Bounding box entries:
>> start

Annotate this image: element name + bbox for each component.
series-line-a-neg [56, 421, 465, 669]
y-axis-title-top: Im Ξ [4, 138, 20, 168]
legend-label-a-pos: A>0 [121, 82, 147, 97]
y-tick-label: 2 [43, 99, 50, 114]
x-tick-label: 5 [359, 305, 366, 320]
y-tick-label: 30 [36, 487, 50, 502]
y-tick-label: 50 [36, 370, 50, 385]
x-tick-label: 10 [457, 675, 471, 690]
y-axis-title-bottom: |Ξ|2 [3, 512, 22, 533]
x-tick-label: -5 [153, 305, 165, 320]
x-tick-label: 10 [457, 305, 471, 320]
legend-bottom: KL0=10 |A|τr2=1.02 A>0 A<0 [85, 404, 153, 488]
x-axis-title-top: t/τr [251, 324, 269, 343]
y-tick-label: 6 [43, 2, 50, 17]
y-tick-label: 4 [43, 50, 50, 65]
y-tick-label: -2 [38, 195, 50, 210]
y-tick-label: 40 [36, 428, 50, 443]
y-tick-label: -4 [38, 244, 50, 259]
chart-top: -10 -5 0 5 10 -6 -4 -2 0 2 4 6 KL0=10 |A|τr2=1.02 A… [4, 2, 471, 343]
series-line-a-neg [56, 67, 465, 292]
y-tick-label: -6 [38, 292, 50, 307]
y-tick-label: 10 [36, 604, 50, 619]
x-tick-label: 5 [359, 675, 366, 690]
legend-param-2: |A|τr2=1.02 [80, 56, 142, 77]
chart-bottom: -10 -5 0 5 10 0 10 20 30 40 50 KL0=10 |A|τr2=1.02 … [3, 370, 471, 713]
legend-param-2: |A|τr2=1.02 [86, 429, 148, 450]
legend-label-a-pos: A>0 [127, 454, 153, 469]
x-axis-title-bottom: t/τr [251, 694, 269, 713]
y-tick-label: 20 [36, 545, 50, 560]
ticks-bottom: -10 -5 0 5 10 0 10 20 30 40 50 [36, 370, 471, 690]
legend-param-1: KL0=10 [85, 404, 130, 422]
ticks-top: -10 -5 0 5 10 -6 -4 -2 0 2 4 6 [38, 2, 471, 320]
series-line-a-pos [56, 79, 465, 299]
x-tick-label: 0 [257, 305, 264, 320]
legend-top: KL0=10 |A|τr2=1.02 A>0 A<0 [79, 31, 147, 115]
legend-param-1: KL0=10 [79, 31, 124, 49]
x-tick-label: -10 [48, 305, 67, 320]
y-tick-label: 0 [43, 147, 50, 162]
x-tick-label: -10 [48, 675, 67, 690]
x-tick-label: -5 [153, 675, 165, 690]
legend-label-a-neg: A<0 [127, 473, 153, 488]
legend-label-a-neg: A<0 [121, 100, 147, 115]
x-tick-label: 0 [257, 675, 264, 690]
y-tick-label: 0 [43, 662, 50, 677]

>> end

● **AIM**: Reproduce every line of the listing above without any changes.

● **TASK RESPONSE**:
Annotate this image: element name + bbox for each component.
series-line-a-neg [56, 421, 465, 669]
y-axis-title-top: Im Ξ [4, 138, 20, 168]
legend-label-a-pos: A>0 [121, 82, 147, 97]
y-tick-label: 2 [43, 99, 50, 114]
x-tick-label: 5 [359, 305, 366, 320]
y-tick-label: 30 [36, 487, 50, 502]
y-tick-label: 50 [36, 370, 50, 385]
x-tick-label: 10 [457, 675, 471, 690]
y-axis-title-bottom: |Ξ|2 [3, 512, 22, 533]
x-tick-label: -5 [153, 305, 165, 320]
x-tick-label: 10 [457, 305, 471, 320]
legend-bottom: KL0=10 |A|τr2=1.02 A>0 A<0 [85, 404, 153, 488]
x-axis-title-top: t/τr [251, 324, 269, 343]
y-tick-label: 6 [43, 2, 50, 17]
y-tick-label: 4 [43, 50, 50, 65]
y-tick-label: -2 [38, 195, 50, 210]
y-tick-label: 40 [36, 428, 50, 443]
y-tick-label: -4 [38, 244, 50, 259]
chart-top: -10 -5 0 5 10 -6 -4 -2 0 2 4 6 KL0=10 |A|τr2=1.02 A… [4, 2, 471, 343]
series-line-a-neg [56, 67, 465, 292]
y-tick-label: -6 [38, 292, 50, 307]
y-tick-label: 10 [36, 604, 50, 619]
x-tick-label: 5 [359, 675, 366, 690]
legend-param-2: |A|τr2=1.02 [80, 56, 142, 77]
chart-bottom: -10 -5 0 5 10 0 10 20 30 40 50 KL0=10 |A|τr2=1.02 … [3, 370, 471, 713]
legend-param-2: |A|τr2=1.02 [86, 429, 148, 450]
legend-label-a-pos: A>0 [127, 454, 153, 469]
x-axis-title-bottom: t/τr [251, 694, 269, 713]
y-tick-label: 20 [36, 545, 50, 560]
ticks-bottom: -10 -5 0 5 10 0 10 20 30 40 50 [36, 370, 471, 690]
legend-param-1: KL0=10 [85, 404, 130, 422]
ticks-top: -10 -5 0 5 10 -6 -4 -2 0 2 4 6 [38, 2, 471, 320]
series-line-a-pos [56, 79, 465, 299]
x-tick-label: 0 [257, 305, 264, 320]
legend-top: KL0=10 |A|τr2=1.02 A>0 A<0 [79, 31, 147, 115]
legend-param-1: KL0=10 [79, 31, 124, 49]
x-tick-label: -10 [48, 305, 67, 320]
y-tick-label: 0 [43, 147, 50, 162]
x-tick-label: -10 [48, 675, 67, 690]
x-tick-label: -5 [153, 675, 165, 690]
legend-label-a-neg: A<0 [127, 473, 153, 488]
legend-label-a-neg: A<0 [121, 100, 147, 115]
x-tick-label: 0 [257, 675, 264, 690]
y-tick-label: 0 [43, 662, 50, 677]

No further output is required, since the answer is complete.